» **EXERCISE**
Reproduce word for word the stretch of rows below, from the row containing "- data-label: 13.9%: [778, 691, 858, 723]" through the row containing "- data-label: 71.4%: [46, 431, 127, 463]", including both.

» **GIVEN ENTRIES**
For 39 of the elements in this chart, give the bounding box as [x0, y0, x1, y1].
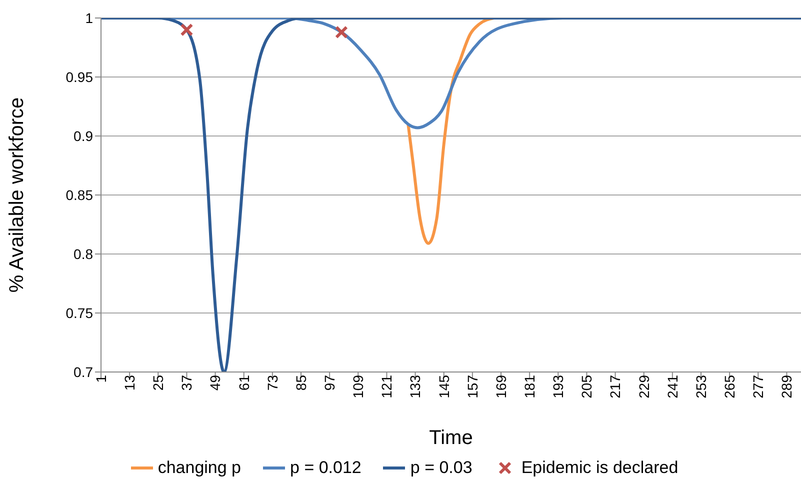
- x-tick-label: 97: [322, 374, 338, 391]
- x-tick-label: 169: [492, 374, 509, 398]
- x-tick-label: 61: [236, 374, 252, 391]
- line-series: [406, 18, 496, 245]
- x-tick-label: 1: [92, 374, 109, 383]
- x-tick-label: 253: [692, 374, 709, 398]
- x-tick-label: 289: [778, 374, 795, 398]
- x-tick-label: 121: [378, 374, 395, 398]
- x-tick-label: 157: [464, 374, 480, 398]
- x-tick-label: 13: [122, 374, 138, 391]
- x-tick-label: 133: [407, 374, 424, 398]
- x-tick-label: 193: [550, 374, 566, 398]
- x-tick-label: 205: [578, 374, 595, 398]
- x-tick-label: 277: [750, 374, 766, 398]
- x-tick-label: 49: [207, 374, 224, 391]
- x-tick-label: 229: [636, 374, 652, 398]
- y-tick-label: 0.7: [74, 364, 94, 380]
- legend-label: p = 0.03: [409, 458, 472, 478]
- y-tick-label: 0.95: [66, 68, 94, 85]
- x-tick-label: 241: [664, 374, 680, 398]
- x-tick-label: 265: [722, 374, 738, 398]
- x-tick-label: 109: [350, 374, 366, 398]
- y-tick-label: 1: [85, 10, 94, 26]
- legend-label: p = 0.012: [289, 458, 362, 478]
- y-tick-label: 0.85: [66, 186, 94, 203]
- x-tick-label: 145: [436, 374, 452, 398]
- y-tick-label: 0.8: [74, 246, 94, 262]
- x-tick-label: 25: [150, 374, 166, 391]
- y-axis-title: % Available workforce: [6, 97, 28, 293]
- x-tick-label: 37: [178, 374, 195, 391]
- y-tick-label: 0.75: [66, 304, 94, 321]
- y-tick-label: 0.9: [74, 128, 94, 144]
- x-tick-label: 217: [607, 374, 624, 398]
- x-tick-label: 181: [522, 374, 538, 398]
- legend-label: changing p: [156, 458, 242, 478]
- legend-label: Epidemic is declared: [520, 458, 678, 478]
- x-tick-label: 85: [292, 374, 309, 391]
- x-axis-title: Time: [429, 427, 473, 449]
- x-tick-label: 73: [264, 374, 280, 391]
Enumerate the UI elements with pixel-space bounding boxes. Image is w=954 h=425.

* * *

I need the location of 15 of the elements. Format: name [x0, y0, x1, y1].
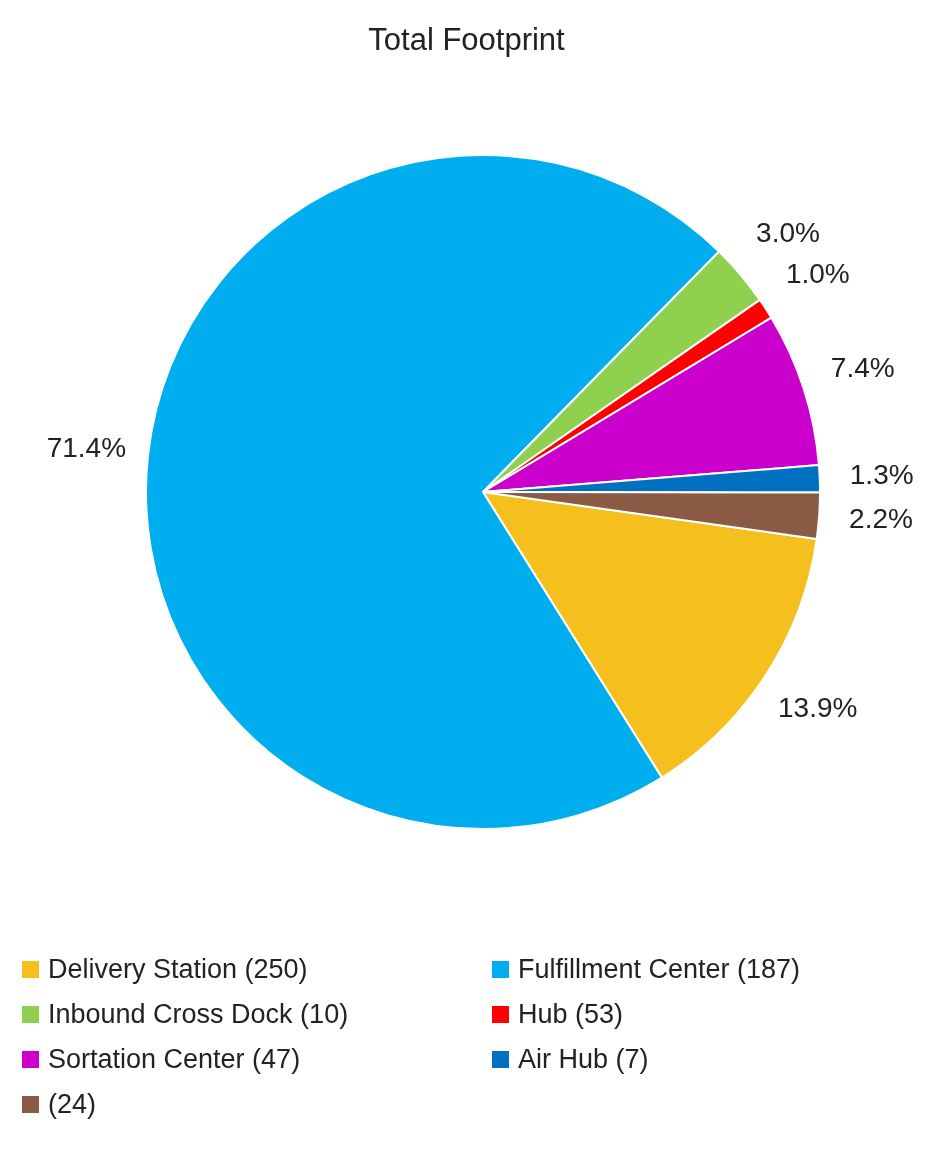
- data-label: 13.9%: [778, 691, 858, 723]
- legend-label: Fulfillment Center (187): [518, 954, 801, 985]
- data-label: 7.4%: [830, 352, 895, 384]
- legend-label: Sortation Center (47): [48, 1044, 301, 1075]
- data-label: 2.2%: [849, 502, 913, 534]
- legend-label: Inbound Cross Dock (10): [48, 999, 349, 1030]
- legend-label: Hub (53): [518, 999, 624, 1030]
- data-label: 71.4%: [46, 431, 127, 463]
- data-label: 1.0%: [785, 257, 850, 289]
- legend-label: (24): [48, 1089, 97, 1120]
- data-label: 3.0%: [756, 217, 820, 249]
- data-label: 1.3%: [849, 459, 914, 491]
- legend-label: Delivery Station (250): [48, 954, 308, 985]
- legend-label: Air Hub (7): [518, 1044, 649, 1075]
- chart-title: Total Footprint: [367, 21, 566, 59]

» **ANSWER TO THE TASK**
- data-label: 13.9%: [778, 691, 858, 723]
- legend-label: Fulfillment Center (187): [518, 954, 801, 985]
- data-label: 7.4%: [830, 352, 895, 384]
- legend-label: Sortation Center (47): [48, 1044, 301, 1075]
- data-label: 2.2%: [849, 502, 913, 534]
- legend-label: Inbound Cross Dock (10): [48, 999, 349, 1030]
- legend-label: Hub (53): [518, 999, 624, 1030]
- data-label: 71.4%: [46, 431, 127, 463]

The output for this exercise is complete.